» Do this
From the line that has "What's the underlying" down to the final line of the listing below, transcribe every line exactly, and only those.

#### Input material ####

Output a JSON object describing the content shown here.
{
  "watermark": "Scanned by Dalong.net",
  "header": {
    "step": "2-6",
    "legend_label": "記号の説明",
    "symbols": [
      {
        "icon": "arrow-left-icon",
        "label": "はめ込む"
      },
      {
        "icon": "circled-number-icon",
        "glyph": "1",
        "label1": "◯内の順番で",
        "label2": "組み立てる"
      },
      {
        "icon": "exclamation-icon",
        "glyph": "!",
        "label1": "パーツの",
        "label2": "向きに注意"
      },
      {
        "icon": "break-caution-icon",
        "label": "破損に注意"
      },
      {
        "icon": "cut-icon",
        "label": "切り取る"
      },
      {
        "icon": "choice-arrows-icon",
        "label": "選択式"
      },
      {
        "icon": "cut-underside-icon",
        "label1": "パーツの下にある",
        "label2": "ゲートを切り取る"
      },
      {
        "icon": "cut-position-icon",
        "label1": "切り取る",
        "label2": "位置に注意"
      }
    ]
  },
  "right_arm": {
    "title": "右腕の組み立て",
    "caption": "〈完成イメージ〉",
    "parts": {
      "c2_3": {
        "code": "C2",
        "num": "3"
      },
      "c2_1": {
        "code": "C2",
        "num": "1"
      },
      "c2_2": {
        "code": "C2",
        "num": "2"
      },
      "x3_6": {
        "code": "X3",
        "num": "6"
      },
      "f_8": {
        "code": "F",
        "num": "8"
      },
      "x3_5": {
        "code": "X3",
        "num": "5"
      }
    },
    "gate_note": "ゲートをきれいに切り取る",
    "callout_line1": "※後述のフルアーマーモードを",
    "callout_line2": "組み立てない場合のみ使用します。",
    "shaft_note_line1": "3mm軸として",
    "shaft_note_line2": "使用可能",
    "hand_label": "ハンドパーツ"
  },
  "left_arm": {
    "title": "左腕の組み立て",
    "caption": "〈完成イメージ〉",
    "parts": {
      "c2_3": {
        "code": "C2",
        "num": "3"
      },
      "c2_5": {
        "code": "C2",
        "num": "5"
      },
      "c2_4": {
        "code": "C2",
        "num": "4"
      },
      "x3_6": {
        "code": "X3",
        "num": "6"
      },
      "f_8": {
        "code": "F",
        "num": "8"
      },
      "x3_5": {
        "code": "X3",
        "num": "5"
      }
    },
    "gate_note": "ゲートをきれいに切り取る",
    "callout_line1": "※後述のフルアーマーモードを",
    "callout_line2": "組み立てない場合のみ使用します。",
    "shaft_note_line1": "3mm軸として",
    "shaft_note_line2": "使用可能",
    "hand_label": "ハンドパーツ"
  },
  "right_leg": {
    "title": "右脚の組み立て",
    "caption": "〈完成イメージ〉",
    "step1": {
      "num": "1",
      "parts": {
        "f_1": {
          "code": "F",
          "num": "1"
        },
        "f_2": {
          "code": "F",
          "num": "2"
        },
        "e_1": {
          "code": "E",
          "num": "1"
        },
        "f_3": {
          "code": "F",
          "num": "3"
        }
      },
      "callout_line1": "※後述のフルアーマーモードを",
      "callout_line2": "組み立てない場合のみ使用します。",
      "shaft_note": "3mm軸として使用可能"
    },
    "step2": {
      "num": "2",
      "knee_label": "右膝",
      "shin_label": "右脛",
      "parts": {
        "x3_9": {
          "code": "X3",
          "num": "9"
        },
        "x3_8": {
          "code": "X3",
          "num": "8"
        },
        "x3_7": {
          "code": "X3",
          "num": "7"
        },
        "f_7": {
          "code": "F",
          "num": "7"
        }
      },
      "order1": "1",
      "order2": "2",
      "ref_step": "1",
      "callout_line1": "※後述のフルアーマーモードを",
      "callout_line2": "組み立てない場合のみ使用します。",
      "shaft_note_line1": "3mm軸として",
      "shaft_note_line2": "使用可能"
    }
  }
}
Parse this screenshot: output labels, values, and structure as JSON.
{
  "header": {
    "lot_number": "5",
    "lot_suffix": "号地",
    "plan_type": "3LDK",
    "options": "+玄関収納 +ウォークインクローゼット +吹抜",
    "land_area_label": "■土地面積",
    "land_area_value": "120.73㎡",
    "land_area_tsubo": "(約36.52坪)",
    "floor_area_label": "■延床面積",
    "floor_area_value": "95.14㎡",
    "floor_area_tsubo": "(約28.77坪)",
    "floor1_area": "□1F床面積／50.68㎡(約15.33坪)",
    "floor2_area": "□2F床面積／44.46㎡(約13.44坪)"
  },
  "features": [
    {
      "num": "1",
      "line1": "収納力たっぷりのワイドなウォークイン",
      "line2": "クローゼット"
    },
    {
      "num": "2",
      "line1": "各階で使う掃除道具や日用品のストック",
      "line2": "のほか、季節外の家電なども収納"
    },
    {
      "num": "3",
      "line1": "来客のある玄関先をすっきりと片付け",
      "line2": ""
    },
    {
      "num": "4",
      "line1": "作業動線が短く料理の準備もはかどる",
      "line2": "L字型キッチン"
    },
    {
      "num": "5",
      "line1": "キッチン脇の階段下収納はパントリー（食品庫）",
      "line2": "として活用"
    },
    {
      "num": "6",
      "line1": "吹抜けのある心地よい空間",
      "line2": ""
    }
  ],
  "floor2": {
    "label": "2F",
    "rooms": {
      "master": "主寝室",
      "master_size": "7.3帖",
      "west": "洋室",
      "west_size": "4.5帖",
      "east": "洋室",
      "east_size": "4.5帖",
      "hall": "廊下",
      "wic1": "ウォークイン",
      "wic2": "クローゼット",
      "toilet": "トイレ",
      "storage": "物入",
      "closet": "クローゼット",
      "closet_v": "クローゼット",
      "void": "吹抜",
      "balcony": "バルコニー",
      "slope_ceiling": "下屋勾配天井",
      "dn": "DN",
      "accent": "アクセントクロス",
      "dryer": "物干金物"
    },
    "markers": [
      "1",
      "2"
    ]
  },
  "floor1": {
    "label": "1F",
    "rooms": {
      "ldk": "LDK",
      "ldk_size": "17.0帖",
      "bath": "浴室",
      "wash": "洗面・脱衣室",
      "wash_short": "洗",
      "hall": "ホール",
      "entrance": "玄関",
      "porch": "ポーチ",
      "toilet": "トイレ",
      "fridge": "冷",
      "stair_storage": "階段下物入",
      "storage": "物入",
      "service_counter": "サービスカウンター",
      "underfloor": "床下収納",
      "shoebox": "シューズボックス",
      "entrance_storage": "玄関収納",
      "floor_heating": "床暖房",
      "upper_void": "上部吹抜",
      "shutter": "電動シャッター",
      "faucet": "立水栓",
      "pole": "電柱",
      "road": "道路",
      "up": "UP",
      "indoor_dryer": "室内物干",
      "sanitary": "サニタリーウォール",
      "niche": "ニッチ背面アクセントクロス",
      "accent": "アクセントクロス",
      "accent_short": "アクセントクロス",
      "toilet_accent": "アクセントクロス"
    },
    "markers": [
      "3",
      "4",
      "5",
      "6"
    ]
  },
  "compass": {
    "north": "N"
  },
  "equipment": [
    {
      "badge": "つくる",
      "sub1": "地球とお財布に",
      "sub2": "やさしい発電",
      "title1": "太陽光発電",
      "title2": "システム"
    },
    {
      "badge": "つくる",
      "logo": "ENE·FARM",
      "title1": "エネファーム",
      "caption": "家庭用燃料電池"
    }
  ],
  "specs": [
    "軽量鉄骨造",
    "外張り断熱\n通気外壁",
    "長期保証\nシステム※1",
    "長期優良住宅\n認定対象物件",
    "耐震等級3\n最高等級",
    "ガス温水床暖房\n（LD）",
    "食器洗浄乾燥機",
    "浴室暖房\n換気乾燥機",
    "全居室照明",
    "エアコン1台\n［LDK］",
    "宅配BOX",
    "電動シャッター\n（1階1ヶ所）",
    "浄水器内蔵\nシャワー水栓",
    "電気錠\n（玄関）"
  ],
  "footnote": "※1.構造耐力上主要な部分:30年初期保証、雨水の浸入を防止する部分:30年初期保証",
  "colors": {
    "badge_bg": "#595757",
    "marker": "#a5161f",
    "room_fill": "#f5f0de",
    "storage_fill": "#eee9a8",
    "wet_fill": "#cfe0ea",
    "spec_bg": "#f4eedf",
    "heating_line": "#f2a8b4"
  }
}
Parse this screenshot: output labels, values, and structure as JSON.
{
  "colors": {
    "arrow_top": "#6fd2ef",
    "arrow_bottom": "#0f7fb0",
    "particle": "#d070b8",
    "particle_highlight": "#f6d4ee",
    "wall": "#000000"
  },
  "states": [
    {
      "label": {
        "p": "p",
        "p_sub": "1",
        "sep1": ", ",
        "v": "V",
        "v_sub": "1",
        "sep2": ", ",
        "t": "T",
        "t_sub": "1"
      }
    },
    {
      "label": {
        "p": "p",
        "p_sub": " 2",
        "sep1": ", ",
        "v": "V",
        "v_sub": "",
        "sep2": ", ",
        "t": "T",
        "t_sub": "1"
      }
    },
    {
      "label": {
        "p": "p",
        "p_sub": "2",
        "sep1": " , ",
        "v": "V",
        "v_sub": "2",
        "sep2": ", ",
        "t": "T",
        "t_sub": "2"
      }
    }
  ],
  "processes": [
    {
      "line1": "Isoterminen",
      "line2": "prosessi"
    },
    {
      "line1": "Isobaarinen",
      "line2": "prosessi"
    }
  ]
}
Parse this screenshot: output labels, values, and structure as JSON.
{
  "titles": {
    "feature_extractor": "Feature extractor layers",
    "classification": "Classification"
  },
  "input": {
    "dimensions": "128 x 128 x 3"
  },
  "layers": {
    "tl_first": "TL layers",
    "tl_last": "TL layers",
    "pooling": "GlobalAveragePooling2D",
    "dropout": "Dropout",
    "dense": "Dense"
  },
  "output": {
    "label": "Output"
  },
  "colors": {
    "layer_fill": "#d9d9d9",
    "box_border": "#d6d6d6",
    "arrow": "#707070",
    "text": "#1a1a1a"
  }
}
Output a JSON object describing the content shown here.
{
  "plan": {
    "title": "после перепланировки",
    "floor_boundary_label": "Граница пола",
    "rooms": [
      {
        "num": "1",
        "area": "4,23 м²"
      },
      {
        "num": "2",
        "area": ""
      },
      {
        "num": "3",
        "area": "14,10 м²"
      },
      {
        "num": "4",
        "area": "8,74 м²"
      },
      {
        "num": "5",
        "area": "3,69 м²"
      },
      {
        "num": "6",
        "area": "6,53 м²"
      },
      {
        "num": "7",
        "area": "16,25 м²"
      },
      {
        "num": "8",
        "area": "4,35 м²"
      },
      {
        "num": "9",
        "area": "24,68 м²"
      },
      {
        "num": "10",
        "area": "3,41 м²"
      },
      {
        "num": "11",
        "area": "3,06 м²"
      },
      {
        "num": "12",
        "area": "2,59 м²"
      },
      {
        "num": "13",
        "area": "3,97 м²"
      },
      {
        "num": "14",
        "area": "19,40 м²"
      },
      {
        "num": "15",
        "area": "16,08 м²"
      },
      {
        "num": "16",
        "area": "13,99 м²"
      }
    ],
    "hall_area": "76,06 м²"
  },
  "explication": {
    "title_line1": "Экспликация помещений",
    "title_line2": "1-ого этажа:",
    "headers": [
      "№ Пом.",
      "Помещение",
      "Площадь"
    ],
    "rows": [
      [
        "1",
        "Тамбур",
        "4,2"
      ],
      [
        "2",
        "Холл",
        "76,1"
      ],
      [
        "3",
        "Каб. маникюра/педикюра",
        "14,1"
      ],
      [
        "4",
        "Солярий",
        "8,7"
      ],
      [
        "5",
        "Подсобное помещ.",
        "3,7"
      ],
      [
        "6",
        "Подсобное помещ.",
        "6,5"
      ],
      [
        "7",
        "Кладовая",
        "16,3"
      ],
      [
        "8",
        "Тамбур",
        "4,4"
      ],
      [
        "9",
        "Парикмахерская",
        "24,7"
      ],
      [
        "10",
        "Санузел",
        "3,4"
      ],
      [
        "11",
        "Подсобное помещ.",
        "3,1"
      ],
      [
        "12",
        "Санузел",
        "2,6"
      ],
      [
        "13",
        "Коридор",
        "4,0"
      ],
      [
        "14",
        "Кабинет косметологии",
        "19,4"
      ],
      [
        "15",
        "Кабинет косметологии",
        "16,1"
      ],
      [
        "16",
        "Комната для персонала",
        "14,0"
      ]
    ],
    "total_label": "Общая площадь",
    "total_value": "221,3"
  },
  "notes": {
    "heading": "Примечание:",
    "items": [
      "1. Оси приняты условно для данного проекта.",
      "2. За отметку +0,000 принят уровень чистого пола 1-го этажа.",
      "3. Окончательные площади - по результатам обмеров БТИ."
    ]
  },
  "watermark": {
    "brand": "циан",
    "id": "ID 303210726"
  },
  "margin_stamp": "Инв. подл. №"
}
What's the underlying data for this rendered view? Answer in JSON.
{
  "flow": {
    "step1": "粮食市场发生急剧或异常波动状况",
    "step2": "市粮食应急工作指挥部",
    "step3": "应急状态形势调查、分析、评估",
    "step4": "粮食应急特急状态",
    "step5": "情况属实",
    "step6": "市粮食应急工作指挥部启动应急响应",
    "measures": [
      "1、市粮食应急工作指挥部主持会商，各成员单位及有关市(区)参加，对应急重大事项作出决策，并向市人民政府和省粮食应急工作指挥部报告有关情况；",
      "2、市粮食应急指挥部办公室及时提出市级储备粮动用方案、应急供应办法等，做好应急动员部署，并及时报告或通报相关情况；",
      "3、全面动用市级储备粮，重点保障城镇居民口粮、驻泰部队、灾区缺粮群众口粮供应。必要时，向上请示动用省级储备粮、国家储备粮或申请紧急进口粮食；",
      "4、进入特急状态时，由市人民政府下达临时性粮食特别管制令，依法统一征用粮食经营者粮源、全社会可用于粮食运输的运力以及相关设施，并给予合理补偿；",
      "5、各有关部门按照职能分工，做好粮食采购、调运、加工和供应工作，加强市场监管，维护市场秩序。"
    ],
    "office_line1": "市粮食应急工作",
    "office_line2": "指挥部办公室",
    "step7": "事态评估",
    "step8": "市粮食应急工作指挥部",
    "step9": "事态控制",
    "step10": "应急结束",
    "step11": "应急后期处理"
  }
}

####

» Result
What's the underlying data for this rendered view? Answer in JSON.
{
  "flow": {
    "step1": "粮食市场发生急剧或异常波动状况",
    "step2": "市粮食应急工作指挥部",
    "step3": "应急状态形势调查、分析、评估",
    "step4": "粮食应急特急状态",
    "step5": "情况属实",
    "step6": "市粮食应急工作指挥部启动应急响应",
    "measures": [
      "1、市粮食应急工作指挥部主持会商，各成员单位及有关市(区)参加，对应急重大事项作出决策，并向市人民政府和省粮食应急工作指挥部报告有关情况；",
      "2、市粮食应急指挥部办公室及时提出市级储备粮动用方案、应急供应办法等，做好应急动员部署，并及时报告或通报相关情况；",
      "3、全面动用市级储备粮，重点保障城镇居民口粮、驻泰部队、灾区缺粮群众口粮供应。必要时，向上请示动用省级储备粮、国家储备粮或申请紧急进口粮食；",
      "4、进入特急状态时，由市人民政府下达临时性粮食特别管制令，依法统一征用粮食经营者粮源、全社会可用于粮食运输的运力以及相关设施，并给予合理补偿；",
      "5、各有关部门按照职能分工，做好粮食采购、调运、加工和供应工作，加强市场监管，维护市场秩序。"
    ],
    "office_line1": "市粮食应急工作",
    "office_line2": "指挥部办公室",
    "step7": "事态评估",
    "step8": "市粮食应急工作指挥部",
    "step9": "事态控制",
    "step10": "应急结束",
    "step11": "应急后期处理"
  }
}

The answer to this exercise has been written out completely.